EXERCISE AIM:
Report only how many lines of the entries below contain the string "icon".

DATA FOR PROCESSING:
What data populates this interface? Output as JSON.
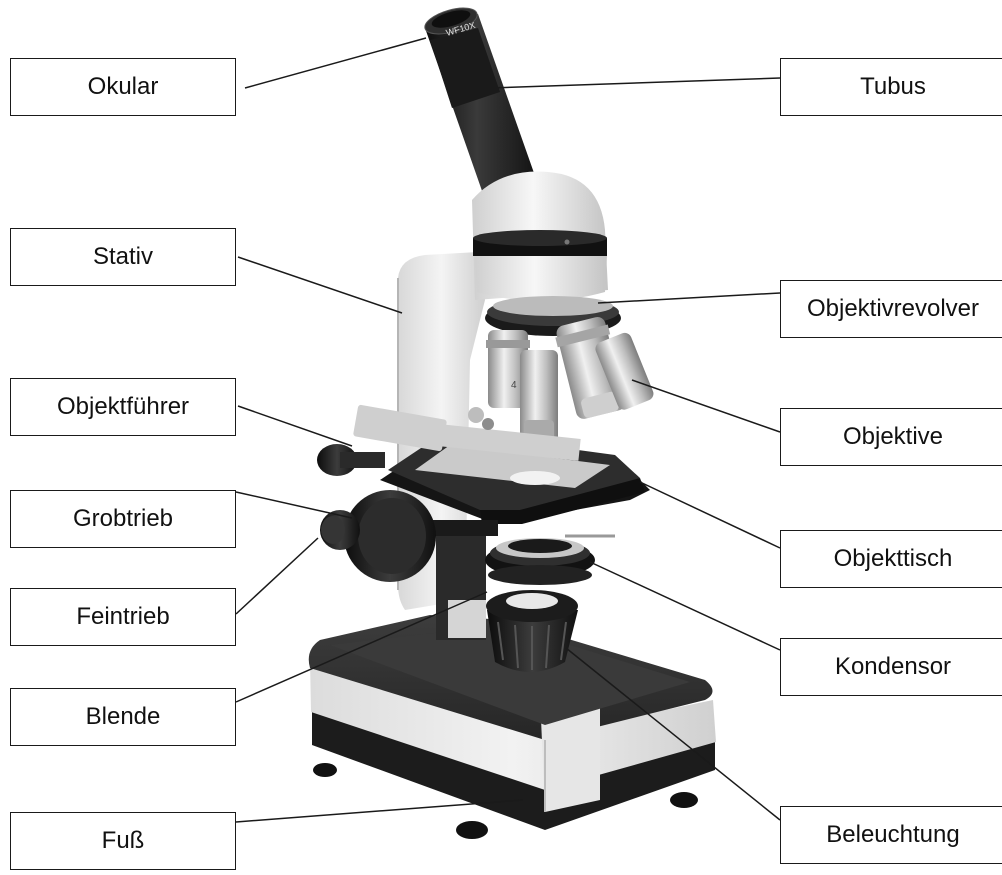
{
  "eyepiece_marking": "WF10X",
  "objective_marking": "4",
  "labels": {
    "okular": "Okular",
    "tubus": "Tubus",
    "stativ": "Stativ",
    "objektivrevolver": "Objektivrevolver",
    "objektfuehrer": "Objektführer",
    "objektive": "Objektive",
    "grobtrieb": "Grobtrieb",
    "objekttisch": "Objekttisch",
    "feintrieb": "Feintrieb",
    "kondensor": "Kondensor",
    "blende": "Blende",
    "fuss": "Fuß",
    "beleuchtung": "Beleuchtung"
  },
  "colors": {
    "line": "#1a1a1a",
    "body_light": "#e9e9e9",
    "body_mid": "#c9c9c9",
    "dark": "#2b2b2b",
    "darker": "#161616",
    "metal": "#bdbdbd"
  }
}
==
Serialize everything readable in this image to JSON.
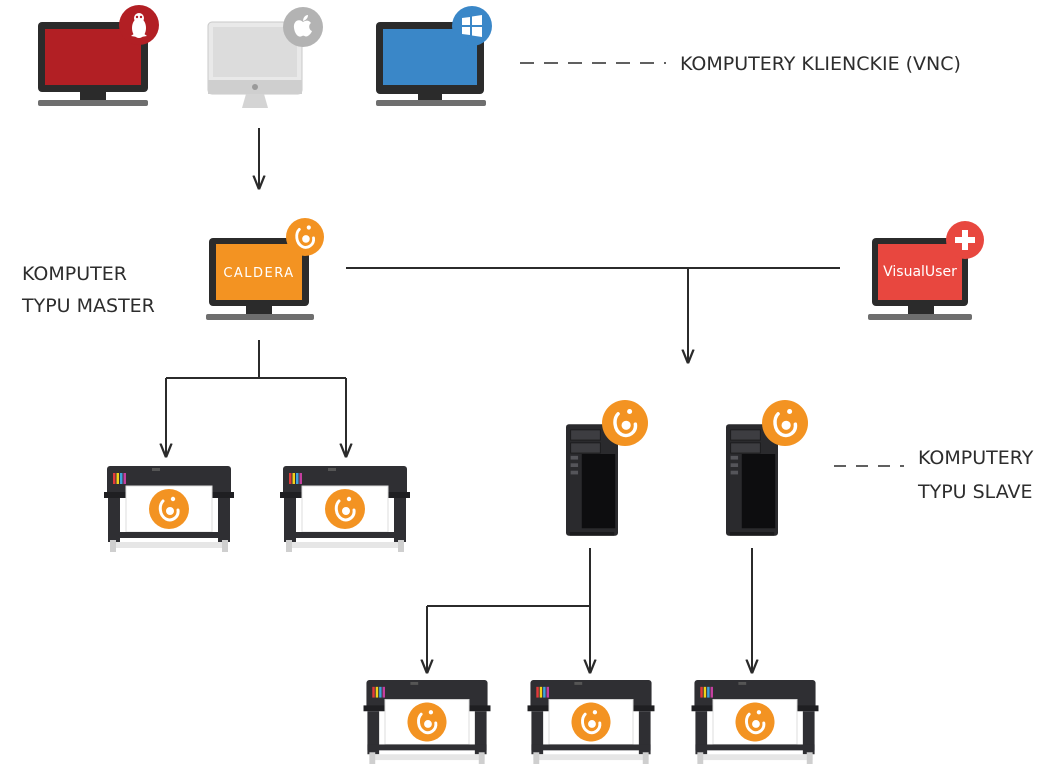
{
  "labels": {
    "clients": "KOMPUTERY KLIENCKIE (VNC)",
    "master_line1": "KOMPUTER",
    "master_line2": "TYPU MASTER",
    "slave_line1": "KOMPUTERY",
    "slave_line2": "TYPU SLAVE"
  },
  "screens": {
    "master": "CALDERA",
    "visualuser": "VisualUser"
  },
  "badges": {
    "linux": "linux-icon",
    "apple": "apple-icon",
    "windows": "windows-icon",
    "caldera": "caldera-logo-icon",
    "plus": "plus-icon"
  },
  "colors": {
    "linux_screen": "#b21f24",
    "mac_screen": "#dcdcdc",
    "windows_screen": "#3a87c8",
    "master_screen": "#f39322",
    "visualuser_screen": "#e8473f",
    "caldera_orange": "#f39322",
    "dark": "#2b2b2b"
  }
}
--
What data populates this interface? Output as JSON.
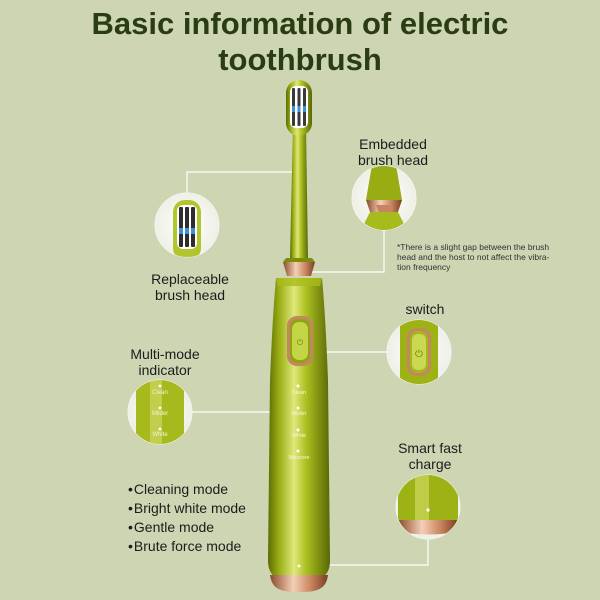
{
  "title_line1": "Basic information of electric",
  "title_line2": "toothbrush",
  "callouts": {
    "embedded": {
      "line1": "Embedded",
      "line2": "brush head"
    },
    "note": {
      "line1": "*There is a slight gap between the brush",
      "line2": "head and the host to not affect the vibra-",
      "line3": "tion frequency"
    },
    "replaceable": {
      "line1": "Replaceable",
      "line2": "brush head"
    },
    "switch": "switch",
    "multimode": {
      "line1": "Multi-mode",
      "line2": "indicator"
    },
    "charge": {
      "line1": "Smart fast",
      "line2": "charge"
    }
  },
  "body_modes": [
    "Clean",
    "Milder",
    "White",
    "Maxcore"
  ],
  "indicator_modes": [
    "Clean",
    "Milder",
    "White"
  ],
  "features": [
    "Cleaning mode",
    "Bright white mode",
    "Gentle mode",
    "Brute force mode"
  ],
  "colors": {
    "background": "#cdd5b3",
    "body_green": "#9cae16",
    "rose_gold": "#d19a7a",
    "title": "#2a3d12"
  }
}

EXPECTED ANSWER:
5